Dataset entries
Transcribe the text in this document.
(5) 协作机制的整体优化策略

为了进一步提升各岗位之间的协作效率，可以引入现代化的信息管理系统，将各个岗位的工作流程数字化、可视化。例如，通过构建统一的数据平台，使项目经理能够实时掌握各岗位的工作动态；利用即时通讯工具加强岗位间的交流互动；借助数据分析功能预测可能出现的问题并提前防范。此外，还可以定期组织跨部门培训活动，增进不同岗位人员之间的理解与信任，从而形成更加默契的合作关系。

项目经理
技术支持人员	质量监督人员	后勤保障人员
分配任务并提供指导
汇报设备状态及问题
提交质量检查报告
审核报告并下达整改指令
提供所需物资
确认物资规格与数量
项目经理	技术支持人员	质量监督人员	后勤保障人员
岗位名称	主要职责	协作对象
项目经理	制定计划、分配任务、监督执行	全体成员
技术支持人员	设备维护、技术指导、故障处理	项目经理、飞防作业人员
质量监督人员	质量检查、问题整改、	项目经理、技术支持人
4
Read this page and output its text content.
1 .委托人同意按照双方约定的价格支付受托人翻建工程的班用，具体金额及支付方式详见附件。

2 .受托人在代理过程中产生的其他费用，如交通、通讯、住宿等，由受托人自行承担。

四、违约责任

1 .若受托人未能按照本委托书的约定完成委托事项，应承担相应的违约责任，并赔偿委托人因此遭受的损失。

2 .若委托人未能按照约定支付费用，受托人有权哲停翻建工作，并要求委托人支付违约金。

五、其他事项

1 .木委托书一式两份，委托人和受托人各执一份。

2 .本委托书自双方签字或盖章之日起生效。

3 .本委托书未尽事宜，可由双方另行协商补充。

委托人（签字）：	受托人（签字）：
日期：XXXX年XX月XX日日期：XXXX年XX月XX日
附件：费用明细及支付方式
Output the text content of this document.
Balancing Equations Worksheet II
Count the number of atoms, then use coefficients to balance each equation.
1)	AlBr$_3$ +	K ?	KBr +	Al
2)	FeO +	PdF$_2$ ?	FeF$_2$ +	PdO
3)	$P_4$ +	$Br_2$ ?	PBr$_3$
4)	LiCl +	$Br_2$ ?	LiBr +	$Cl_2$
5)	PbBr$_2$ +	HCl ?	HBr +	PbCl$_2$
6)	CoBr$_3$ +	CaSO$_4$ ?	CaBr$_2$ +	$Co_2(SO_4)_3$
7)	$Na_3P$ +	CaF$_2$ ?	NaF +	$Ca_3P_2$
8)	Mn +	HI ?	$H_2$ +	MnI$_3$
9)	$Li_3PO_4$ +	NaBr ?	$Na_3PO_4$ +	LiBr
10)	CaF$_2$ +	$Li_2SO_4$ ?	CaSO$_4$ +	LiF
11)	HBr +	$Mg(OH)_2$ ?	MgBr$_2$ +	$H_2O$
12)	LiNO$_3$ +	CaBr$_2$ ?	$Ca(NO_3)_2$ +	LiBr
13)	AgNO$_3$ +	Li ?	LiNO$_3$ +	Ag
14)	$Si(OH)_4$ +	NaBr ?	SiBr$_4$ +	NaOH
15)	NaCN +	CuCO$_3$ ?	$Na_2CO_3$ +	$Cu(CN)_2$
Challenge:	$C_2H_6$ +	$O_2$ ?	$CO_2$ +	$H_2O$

**Objective:** Repeat word for word every line from the one that holds "Read this page and output its text content." to the end. Both ends count.

**Output:**
Read this page and output its text content.
1 .委托人同意按照双方约定的价格支付受托人翻建工程的班用，具体金额及支付方式详见附件。

2 .受托人在代理过程中产生的其他费用，如交通、通讯、住宿等，由受托人自行承担。

四、违约责任

1 .若受托人未能按照本委托书的约定完成委托事项，应承担相应的违约责任，并赔偿委托人因此遭受的损失。

2 .若委托人未能按照约定支付费用，受托人有权哲停翻建工作，并要求委托人支付违约金。

五、其他事项

1 .木委托书一式两份，委托人和受托人各执一份。

2 .本委托书自双方签字或盖章之日起生效。

3 .本委托书未尽事宜，可由双方另行协商补充。

委托人（签字）：	受托人（签字）：
日期：XXXX年XX月XX日日期：XXXX年XX月XX日
附件：费用明细及支付方式
Output the text content of this document.
Balancing Equations Worksheet II
Count the number of atoms, then use coefficients to balance each equation.
1)	AlBr$_3$ +	K ?	KBr +	Al
2)	FeO +	PdF$_2$ ?	FeF$_2$ +	PdO
3)	$P_4$ +	$Br_2$ ?	PBr$_3$
4)	LiCl +	$Br_2$ ?	LiBr +	$Cl_2$
5)	PbBr$_2$ +	HCl ?	HBr +	PbCl$_2$
6)	CoBr$_3$ +	CaSO$_4$ ?	CaBr$_2$ +	$Co_2(SO_4)_3$
7)	$Na_3P$ +	CaF$_2$ ?	NaF +	$Ca_3P_2$
8)	Mn +	HI ?	$H_2$ +	MnI$_3$
9)	$Li_3PO_4$ +	NaBr ?	$Na_3PO_4$ +	LiBr
10)	CaF$_2$ +	$Li_2SO_4$ ?	CaSO$_4$ +	LiF
11)	HBr +	$Mg(OH)_2$ ?	MgBr$_2$ +	$H_2O$
12)	LiNO$_3$ +	CaBr$_2$ ?	$Ca(NO_3)_2$ +	LiBr
13)	AgNO$_3$ +	Li ?	LiNO$_3$ +	Ag
14)	$Si(OH)_4$ +	NaBr ?	SiBr$_4$ +	NaOH
15)	NaCN +	CuCO$_3$ ?	$Na_2CO_3$ +	$Cu(CN)_2$
Challenge:	$C_2H_6$ +	$O_2$ ?	$CO_2$ +	$H_2O$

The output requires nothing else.